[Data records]
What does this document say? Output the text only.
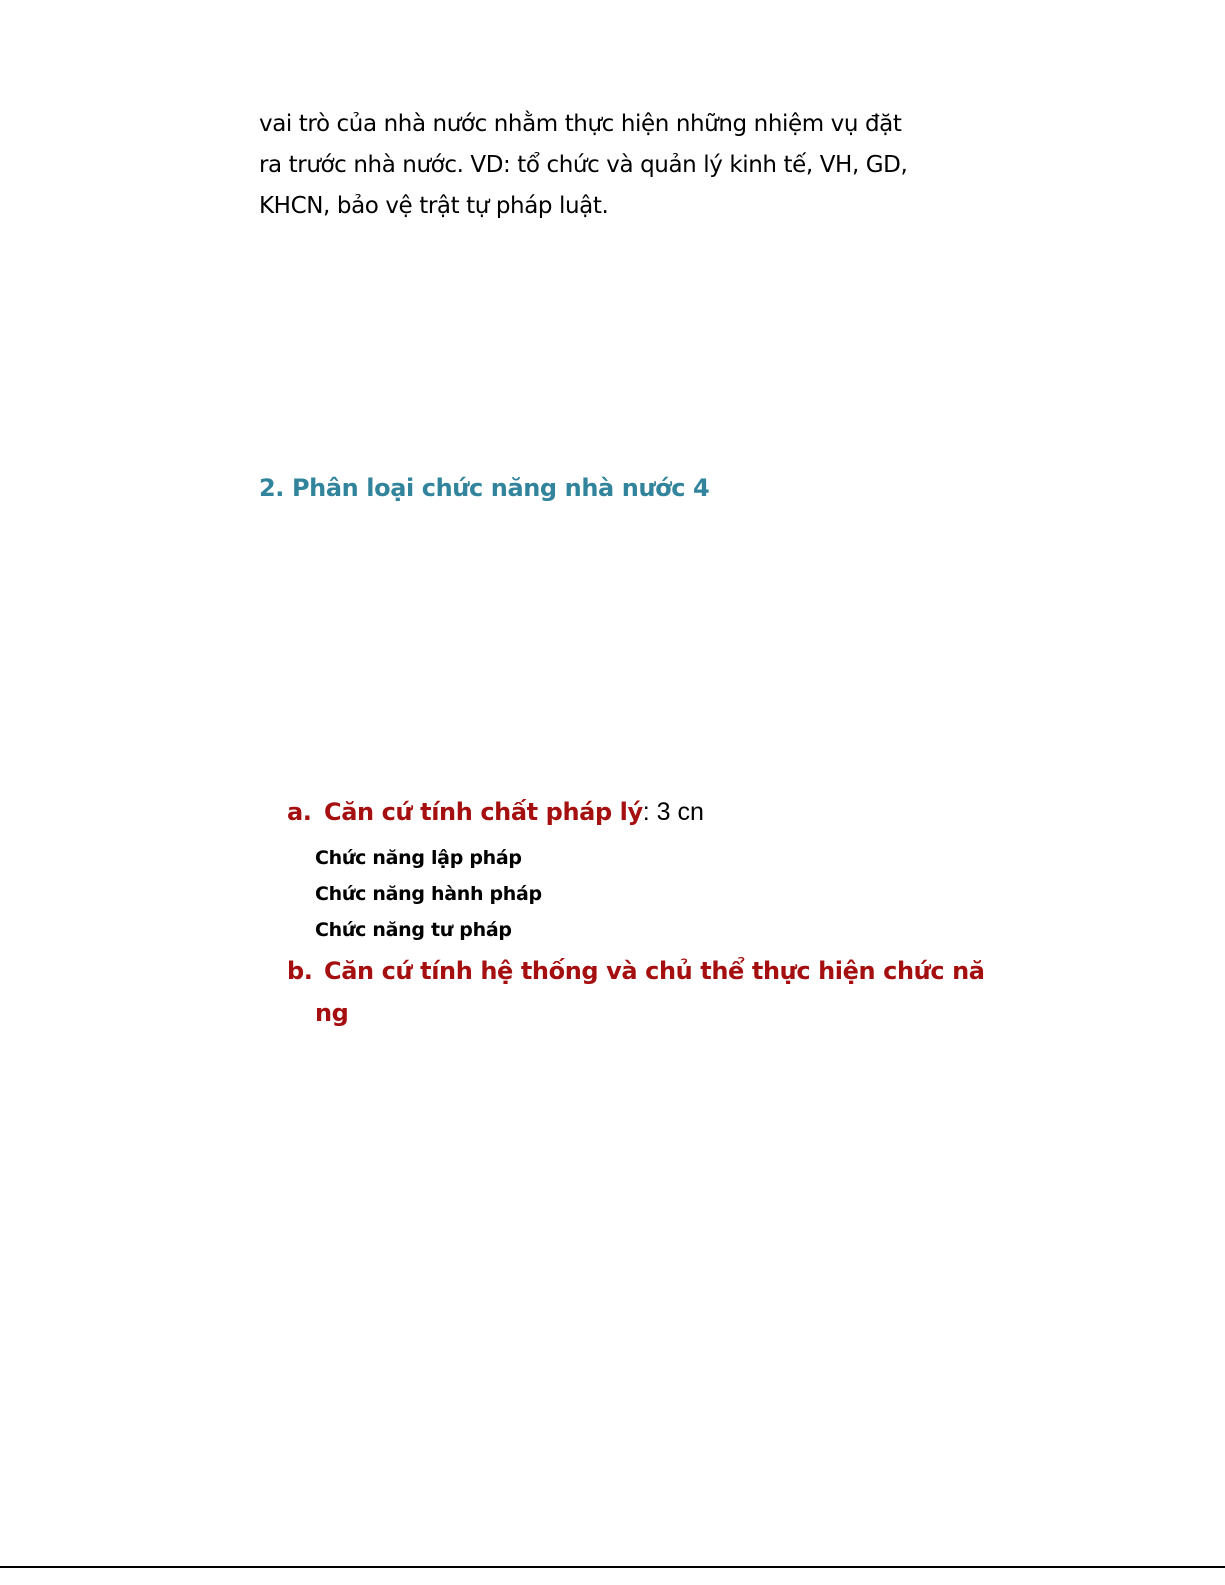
vai trò của nhà nước nhằm thực hiện những nhiệm vụ đặt
ra trước nhà nước. VD: tổ chức và quản lý kinh tế, VH, GD,
KHCN, bảo vệ trật tự pháp luật.
2. Phân loại chức năng nhà nước 4
a. Căn cứ tính chất pháp lý: 3 cn
Chức năng lập pháp
Chức năng hành pháp
Chức năng tư pháp
b. Căn cứ tính hệ thống và chủ thể thực hiện chức nă
ng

● **Given instruction**: Search the entries for the string "pháp" and collect each line that has it.

● **Complete output**:
KHCN, bảo vệ trật tự pháp luật.
a. Căn cứ tính chất pháp lý: 3 cn
Chức năng lập pháp
Chức năng hành pháp
Chức năng tư pháp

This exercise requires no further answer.